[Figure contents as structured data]
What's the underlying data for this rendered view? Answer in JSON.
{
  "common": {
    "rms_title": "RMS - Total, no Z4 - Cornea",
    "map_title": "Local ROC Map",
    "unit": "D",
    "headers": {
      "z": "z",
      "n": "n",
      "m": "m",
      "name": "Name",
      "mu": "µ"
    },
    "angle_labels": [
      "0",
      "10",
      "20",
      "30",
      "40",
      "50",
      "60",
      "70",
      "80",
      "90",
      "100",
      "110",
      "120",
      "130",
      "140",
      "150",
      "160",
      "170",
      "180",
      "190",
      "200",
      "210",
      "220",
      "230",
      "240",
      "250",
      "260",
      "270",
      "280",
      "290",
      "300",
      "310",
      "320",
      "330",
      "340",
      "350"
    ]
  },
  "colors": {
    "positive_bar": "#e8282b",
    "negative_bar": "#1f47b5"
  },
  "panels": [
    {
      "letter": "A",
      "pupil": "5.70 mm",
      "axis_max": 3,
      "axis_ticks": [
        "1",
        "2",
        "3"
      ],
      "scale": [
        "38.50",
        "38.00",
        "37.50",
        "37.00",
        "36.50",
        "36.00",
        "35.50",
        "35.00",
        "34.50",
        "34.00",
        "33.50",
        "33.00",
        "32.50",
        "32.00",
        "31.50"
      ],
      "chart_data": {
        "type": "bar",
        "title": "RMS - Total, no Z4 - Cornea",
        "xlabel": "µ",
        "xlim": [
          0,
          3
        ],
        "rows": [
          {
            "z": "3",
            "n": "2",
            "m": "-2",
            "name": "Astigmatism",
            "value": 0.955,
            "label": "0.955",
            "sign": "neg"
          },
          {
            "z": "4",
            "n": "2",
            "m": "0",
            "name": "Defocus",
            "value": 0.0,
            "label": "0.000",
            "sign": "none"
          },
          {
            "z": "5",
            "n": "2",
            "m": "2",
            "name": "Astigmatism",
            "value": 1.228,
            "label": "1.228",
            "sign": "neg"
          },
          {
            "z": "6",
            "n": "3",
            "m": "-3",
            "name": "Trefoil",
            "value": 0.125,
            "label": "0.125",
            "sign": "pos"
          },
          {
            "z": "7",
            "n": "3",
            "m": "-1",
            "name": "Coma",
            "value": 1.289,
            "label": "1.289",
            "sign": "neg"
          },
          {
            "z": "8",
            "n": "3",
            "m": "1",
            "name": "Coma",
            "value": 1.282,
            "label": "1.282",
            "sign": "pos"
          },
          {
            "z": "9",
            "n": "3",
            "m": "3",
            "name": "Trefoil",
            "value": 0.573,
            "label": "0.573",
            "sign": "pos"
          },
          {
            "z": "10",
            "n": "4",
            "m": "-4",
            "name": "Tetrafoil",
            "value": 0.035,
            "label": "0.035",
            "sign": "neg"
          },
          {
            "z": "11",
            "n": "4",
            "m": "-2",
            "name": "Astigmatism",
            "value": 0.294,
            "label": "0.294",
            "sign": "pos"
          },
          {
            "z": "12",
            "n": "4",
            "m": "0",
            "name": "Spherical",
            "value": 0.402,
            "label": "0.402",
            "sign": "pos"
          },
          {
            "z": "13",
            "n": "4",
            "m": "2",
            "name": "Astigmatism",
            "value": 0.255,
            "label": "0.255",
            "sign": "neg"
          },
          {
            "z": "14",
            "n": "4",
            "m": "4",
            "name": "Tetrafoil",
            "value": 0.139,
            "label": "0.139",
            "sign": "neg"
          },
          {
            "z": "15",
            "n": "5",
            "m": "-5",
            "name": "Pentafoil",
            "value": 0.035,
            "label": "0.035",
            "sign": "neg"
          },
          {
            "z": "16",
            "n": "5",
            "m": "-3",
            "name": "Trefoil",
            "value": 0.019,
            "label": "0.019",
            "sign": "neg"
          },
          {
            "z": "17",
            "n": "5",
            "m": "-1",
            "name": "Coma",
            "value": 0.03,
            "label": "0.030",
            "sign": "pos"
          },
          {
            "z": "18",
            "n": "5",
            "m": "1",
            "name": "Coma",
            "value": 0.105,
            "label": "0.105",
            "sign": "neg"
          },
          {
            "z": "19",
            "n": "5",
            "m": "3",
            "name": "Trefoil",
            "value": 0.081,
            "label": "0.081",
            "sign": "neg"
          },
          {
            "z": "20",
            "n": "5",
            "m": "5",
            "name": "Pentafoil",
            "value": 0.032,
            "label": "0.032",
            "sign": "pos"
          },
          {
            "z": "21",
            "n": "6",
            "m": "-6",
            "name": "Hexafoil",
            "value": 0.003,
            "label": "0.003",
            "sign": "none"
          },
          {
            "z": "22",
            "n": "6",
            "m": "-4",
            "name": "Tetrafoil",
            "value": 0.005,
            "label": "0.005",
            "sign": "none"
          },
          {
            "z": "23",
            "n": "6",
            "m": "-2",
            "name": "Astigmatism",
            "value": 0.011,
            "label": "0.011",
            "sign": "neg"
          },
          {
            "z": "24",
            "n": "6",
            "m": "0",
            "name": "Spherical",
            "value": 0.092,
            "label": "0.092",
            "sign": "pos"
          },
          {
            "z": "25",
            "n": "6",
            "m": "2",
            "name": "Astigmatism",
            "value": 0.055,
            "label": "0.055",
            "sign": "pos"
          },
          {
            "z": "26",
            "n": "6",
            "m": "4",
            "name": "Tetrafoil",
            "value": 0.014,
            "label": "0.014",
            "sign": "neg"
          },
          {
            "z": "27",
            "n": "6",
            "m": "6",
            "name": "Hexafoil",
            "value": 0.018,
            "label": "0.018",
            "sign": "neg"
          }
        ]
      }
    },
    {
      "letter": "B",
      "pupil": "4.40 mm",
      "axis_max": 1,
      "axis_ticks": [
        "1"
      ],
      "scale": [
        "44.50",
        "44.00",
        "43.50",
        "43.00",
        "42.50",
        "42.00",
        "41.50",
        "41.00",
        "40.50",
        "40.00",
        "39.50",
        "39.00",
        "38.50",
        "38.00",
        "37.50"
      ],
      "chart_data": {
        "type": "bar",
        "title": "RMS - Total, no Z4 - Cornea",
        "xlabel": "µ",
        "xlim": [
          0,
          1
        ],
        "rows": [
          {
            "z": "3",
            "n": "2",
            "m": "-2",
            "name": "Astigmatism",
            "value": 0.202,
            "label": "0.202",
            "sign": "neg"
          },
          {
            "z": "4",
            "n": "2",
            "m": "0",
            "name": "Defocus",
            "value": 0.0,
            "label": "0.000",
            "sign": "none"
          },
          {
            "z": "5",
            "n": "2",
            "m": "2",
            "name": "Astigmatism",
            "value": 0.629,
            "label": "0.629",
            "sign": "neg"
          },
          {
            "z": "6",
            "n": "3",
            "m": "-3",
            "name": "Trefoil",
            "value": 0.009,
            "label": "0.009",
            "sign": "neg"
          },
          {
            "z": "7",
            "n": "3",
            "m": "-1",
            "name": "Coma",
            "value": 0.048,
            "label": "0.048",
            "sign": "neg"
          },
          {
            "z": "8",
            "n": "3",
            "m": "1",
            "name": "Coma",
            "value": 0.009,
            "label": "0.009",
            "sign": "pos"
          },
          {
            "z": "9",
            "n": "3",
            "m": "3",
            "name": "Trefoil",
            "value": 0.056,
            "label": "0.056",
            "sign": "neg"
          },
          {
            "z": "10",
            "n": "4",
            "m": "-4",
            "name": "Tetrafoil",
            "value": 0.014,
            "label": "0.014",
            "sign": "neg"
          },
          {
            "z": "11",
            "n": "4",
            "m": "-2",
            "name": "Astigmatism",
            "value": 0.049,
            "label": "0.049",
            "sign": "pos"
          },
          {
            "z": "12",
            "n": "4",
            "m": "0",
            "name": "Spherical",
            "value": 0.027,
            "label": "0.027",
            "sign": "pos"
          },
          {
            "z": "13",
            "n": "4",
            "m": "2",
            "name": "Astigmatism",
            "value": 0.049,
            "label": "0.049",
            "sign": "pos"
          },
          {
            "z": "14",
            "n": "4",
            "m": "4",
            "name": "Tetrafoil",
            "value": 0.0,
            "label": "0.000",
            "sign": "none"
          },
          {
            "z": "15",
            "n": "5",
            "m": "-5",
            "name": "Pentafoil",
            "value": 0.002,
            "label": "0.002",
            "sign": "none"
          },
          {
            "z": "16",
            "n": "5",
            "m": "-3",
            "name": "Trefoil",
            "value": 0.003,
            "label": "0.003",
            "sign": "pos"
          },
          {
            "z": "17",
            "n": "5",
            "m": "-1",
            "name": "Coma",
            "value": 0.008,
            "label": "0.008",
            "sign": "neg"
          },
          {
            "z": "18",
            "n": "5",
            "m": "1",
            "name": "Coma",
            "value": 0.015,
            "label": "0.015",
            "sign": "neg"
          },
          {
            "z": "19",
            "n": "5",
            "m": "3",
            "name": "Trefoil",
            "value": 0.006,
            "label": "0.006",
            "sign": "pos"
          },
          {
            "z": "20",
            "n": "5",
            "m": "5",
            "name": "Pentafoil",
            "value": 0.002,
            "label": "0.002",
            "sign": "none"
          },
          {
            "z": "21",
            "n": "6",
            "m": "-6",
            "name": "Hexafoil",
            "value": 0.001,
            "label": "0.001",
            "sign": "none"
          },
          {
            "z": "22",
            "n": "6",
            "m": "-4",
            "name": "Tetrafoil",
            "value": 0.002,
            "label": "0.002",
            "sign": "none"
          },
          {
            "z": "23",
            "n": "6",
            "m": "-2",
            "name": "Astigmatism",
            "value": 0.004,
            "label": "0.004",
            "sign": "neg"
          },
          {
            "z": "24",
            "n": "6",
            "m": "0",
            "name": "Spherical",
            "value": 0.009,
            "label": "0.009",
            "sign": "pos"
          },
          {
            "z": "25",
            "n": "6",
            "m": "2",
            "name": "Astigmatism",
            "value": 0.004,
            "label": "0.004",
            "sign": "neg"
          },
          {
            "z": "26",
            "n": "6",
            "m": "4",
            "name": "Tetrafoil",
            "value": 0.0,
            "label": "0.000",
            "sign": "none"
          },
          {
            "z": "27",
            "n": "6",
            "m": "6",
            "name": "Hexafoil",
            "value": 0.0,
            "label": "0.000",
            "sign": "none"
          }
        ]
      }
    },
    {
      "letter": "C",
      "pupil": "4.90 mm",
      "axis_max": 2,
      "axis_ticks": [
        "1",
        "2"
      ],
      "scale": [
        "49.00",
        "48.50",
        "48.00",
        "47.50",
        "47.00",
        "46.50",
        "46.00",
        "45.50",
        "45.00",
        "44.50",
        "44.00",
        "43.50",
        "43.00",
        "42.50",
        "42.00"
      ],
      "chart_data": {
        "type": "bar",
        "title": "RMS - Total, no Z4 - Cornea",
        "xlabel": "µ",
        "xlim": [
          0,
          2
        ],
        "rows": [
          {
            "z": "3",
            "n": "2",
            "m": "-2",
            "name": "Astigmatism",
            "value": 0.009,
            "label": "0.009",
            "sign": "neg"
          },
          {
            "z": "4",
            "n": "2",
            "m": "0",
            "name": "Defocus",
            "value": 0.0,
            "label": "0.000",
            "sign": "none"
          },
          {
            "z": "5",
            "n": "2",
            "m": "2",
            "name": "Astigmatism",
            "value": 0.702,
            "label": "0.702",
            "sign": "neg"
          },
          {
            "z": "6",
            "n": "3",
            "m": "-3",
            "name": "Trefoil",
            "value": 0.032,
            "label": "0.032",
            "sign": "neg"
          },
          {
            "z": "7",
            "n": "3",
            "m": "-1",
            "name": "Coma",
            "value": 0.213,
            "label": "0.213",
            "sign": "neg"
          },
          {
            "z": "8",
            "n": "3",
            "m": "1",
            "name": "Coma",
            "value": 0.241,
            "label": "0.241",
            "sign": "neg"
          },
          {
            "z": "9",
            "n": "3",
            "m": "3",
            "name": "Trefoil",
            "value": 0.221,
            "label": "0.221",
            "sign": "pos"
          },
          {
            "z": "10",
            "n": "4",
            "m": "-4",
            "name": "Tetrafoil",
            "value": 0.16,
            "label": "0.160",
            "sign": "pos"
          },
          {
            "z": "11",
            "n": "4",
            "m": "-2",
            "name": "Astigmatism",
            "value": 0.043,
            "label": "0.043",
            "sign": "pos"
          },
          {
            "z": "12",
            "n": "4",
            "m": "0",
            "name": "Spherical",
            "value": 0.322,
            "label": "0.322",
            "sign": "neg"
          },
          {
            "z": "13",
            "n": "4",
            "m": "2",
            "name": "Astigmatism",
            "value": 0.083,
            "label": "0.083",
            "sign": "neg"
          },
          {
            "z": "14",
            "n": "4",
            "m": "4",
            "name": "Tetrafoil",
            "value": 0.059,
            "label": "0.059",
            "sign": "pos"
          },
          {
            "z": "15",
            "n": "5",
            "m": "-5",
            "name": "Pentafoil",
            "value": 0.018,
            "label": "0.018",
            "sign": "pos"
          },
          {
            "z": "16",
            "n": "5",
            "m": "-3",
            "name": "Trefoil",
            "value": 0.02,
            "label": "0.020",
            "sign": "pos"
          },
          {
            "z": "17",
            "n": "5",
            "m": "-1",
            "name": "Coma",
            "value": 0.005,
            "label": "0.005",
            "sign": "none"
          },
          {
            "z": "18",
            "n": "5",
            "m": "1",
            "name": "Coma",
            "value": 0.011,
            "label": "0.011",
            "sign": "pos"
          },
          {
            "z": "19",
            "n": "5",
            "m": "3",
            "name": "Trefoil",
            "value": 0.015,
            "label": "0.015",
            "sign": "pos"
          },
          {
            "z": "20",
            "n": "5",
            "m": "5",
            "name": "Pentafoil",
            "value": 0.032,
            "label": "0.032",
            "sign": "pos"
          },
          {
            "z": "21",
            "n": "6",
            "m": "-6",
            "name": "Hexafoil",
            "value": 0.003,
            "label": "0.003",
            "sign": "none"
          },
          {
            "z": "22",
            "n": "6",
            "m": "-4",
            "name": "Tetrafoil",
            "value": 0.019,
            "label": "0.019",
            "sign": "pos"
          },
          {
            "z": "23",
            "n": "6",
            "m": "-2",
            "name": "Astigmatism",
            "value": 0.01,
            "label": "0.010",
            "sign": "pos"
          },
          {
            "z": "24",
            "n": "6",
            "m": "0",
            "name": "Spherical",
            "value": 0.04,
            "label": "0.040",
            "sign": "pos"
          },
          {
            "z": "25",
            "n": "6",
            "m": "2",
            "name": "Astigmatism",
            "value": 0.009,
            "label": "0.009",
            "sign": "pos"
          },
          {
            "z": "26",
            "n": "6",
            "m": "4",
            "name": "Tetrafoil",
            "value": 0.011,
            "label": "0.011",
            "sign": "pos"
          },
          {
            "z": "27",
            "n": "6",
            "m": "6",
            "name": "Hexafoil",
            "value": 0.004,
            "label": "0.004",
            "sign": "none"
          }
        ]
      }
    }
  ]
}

Instructions to follow.
State how many lines of the records hold the string "pupil", and nothing else.

Result of the task.
3